- _Source records_
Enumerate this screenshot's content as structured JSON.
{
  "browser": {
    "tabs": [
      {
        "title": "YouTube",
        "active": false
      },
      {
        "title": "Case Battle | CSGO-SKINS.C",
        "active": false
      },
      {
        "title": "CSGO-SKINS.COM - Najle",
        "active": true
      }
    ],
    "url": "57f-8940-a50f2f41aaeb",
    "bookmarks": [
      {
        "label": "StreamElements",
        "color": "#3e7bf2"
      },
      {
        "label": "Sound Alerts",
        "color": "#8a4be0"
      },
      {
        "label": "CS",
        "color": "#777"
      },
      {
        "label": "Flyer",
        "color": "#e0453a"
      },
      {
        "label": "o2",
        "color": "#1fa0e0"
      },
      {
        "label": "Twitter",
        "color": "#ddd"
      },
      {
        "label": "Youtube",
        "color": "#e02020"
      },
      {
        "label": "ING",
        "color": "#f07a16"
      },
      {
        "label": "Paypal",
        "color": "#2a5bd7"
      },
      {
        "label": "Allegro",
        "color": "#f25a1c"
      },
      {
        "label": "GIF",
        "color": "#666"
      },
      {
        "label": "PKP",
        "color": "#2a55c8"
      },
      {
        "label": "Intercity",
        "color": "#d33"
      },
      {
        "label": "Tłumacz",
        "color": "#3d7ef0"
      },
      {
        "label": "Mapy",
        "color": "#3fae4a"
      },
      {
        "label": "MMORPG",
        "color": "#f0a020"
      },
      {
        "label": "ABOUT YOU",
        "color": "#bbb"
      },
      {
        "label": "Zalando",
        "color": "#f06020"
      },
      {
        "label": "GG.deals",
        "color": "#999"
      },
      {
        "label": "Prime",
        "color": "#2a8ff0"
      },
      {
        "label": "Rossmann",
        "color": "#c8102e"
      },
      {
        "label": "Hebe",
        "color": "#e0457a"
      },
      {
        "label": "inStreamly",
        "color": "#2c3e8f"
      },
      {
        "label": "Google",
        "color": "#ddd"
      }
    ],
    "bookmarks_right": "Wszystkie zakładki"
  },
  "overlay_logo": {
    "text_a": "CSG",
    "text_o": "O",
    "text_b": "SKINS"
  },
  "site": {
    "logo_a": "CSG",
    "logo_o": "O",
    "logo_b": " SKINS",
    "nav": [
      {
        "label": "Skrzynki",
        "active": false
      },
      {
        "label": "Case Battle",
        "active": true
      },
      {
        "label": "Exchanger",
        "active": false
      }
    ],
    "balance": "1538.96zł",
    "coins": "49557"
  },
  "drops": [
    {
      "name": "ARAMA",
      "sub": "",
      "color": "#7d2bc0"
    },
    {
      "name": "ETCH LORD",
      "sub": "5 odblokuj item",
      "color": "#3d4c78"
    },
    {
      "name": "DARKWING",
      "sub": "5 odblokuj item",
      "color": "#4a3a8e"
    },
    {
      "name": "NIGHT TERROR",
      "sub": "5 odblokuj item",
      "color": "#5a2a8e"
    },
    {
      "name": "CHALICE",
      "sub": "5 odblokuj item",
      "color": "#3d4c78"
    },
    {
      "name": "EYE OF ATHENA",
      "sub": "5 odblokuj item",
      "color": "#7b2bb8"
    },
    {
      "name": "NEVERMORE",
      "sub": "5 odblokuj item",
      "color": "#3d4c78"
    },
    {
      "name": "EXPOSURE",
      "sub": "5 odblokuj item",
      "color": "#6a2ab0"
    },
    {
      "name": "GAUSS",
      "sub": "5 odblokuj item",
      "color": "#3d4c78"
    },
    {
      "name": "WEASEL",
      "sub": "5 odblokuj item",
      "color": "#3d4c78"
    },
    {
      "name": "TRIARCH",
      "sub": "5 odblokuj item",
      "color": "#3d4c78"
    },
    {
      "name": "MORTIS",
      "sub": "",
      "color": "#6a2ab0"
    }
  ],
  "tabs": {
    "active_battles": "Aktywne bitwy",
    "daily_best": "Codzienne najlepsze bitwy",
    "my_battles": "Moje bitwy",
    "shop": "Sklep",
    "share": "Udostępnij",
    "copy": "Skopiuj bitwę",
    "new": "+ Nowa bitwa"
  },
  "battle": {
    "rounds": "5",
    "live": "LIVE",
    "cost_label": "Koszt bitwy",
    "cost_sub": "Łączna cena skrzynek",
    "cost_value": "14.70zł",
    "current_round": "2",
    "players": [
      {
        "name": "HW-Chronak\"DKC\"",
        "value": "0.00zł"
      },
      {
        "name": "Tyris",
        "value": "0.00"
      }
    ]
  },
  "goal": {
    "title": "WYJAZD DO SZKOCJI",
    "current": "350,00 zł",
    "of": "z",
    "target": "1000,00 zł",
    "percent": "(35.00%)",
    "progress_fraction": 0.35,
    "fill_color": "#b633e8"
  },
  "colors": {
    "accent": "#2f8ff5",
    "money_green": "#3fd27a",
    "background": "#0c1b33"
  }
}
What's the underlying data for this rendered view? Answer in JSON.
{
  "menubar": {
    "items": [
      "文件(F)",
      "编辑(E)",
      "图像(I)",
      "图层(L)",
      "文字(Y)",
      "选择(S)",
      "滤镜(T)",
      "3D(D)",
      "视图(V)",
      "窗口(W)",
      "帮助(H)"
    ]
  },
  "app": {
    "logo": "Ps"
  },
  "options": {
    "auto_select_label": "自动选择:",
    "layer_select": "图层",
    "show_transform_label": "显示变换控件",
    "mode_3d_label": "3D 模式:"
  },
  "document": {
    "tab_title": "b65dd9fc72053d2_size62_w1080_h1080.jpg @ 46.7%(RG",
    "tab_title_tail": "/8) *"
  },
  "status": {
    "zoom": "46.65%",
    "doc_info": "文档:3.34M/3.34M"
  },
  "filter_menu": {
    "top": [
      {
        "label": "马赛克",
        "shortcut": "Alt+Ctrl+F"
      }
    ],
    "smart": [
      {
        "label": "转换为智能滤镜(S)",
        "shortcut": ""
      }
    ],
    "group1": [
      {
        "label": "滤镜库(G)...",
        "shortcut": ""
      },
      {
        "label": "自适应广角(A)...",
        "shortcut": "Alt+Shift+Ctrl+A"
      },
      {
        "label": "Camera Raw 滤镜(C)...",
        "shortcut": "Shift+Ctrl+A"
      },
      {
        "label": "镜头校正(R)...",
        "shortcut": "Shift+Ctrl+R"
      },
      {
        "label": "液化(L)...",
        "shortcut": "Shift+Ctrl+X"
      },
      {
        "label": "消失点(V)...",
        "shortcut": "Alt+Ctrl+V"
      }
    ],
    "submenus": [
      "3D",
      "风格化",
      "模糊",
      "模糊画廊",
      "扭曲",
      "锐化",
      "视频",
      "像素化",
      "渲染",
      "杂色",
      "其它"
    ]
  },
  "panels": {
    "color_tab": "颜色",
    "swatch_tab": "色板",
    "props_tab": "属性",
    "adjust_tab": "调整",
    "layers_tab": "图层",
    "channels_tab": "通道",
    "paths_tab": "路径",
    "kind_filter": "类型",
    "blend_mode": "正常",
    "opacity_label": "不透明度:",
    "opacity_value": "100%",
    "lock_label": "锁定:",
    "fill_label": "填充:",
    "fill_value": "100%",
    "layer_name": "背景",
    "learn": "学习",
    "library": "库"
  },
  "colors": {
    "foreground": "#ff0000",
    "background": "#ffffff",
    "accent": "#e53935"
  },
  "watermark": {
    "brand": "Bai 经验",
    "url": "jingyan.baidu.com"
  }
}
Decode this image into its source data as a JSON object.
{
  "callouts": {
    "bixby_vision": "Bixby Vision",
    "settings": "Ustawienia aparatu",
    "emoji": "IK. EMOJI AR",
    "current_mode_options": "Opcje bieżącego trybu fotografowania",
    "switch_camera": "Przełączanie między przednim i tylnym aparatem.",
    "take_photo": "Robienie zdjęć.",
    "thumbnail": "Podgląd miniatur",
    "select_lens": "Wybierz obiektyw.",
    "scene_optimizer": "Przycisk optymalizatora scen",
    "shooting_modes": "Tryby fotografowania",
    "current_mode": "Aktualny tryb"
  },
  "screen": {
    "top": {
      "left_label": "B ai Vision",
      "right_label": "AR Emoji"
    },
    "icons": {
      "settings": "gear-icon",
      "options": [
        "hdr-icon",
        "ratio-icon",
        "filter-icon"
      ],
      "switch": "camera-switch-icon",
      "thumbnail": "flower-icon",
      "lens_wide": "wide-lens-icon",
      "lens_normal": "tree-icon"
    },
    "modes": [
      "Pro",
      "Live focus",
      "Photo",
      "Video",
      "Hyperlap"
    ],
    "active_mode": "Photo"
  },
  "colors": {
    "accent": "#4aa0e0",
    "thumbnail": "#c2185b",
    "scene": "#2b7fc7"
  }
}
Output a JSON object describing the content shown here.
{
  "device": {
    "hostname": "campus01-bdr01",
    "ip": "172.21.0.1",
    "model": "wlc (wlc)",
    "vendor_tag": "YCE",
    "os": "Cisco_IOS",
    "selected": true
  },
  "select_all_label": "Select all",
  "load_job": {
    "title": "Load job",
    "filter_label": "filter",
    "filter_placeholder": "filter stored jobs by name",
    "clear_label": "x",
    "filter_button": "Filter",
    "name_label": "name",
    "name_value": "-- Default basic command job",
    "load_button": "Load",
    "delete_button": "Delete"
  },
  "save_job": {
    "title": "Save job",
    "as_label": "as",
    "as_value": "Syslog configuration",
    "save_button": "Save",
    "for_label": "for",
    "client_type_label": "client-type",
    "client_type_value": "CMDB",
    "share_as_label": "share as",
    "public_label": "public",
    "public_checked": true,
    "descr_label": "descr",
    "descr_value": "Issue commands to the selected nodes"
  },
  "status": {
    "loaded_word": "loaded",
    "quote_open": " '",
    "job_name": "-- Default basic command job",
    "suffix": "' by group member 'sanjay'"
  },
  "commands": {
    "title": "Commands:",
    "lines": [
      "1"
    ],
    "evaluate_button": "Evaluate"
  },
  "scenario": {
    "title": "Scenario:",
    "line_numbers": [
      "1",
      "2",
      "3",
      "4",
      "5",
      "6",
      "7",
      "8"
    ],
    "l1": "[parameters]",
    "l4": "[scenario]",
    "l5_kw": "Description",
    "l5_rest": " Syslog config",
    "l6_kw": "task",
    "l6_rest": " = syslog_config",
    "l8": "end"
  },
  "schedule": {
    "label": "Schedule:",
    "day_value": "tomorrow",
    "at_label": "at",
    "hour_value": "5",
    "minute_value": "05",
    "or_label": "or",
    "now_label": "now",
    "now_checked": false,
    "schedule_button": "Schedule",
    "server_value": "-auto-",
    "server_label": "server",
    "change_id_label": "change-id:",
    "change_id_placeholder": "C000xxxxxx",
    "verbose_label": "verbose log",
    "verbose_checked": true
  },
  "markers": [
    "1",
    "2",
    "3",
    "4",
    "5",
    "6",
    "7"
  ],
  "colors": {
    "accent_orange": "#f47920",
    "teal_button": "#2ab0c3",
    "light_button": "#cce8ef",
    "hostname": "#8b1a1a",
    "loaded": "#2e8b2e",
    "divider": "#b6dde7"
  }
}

- _What needs to be done_
Using the material above, report each line where "Default" occurs.

- _Full output_
    "name_value": "-- Default basic command job",
    "job_name": "-- Default basic command job",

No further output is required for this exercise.